'''
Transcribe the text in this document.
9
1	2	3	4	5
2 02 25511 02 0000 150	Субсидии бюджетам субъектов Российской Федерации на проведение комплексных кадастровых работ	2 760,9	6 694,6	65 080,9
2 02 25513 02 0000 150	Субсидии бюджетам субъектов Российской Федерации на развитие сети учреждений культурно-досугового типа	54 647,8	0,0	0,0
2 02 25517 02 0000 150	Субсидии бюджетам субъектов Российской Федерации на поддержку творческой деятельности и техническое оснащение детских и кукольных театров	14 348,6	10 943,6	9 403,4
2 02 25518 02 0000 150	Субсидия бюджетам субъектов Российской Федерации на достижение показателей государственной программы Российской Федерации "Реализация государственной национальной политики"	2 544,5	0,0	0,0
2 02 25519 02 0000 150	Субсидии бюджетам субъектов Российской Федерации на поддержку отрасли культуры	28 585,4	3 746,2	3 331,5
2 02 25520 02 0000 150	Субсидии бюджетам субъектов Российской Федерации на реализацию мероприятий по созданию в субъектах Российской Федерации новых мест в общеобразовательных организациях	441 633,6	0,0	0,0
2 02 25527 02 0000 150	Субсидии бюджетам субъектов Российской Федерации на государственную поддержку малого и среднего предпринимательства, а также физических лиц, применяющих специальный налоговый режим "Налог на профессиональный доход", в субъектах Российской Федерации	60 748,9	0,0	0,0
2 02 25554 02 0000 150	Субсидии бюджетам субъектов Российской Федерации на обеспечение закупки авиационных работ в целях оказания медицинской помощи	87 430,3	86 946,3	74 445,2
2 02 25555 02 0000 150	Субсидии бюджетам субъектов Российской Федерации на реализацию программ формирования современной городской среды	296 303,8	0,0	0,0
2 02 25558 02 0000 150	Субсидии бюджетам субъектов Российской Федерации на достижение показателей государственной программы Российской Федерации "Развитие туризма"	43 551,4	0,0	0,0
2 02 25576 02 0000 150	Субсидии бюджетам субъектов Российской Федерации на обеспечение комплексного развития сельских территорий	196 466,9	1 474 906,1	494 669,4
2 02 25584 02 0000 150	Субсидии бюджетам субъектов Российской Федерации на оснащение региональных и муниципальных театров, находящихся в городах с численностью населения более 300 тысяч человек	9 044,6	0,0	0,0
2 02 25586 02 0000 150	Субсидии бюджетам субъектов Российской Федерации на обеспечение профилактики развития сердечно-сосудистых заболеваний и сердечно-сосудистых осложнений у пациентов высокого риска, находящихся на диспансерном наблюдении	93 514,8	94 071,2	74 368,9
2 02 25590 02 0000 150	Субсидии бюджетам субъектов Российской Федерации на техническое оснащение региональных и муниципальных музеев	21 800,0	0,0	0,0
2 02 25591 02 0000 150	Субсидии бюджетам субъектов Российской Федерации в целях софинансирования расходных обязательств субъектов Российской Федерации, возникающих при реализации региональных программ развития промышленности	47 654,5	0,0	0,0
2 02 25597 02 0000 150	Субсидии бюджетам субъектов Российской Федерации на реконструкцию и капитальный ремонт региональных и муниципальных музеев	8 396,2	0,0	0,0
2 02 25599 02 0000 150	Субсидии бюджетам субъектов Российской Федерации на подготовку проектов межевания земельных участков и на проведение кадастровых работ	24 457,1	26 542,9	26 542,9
'''
▶ [Exercise instructions]
Each entry above is to be printed again exactly.

▶ [Reply]
Transcribe the text in this document.
9
1	2	3	4	5
2 02 25511 02 0000 150	Субсидии бюджетам субъектов Российской Федерации на проведение комплексных кадастровых работ	2 760,9	6 694,6	65 080,9
2 02 25513 02 0000 150	Субсидии бюджетам субъектов Российской Федерации на развитие сети учреждений культурно-досугового типа	54 647,8	0,0	0,0
2 02 25517 02 0000 150	Субсидии бюджетам субъектов Российской Федерации на поддержку творческой деятельности и техническое оснащение детских и кукольных театров	14 348,6	10 943,6	9 403,4
2 02 25518 02 0000 150	Субсидия бюджетам субъектов Российской Федерации на достижение показателей государственной программы Российской Федерации "Реализация государственной национальной политики"	2 544,5	0,0	0,0
2 02 25519 02 0000 150	Субсидии бюджетам субъектов Российской Федерации на поддержку отрасли культуры	28 585,4	3 746,2	3 331,5
2 02 25520 02 0000 150	Субсидии бюджетам субъектов Российской Федерации на реализацию мероприятий по созданию в субъектах Российской Федерации новых мест в общеобразовательных организациях	441 633,6	0,0	0,0
2 02 25527 02 0000 150	Субсидии бюджетам субъектов Российской Федерации на государственную поддержку малого и среднего предпринимательства, а также физических лиц, применяющих специальный налоговый режим "Налог на профессиональный доход", в субъектах Российской Федерации	60 748,9	0,0	0,0
2 02 25554 02 0000 150	Субсидии бюджетам субъектов Российской Федерации на обеспечение закупки авиационных работ в целях оказания медицинской помощи	87 430,3	86 946,3	74 445,2
2 02 25555 02 0000 150	Субсидии бюджетам субъектов Российской Федерации на реализацию программ формирования современной городской среды	296 303,8	0,0	0,0
2 02 25558 02 0000 150	Субсидии бюджетам субъектов Российской Федерации на достижение показателей государственной программы Российской Федерации "Развитие туризма"	43 551,4	0,0	0,0
2 02 25576 02 0000 150	Субсидии бюджетам субъектов Российской Федерации на обеспечение комплексного развития сельских территорий	196 466,9	1 474 906,1	494 669,4
2 02 25584 02 0000 150	Субсидии бюджетам субъектов Российской Федерации на оснащение региональных и муниципальных театров, находящихся в городах с численностью населения более 300 тысяч человек	9 044,6	0,0	0,0
2 02 25586 02 0000 150	Субсидии бюджетам субъектов Российской Федерации на обеспечение профилактики развития сердечно-сосудистых заболеваний и сердечно-сосудистых осложнений у пациентов высокого риска, находящихся на диспансерном наблюдении	93 514,8	94 071,2	74 368,9
2 02 25590 02 0000 150	Субсидии бюджетам субъектов Российской Федерации на техническое оснащение региональных и муниципальных музеев	21 800,0	0,0	0,0
2 02 25591 02 0000 150	Субсидии бюджетам субъектов Российской Федерации в целях софинансирования расходных обязательств субъектов Российской Федерации, возникающих при реализации региональных программ развития промышленности	47 654,5	0,0	0,0
2 02 25597 02 0000 150	Субсидии бюджетам субъектов Российской Федерации на реконструкцию и капитальный ремонт региональных и муниципальных музеев	8 396,2	0,0	0,0
2 02 25599 02 0000 150	Субсидии бюджетам субъектов Российской Федерации на подготовку проектов межевания земельных участков и на проведение кадастровых работ	24 457,1	26 542,9	26 542,9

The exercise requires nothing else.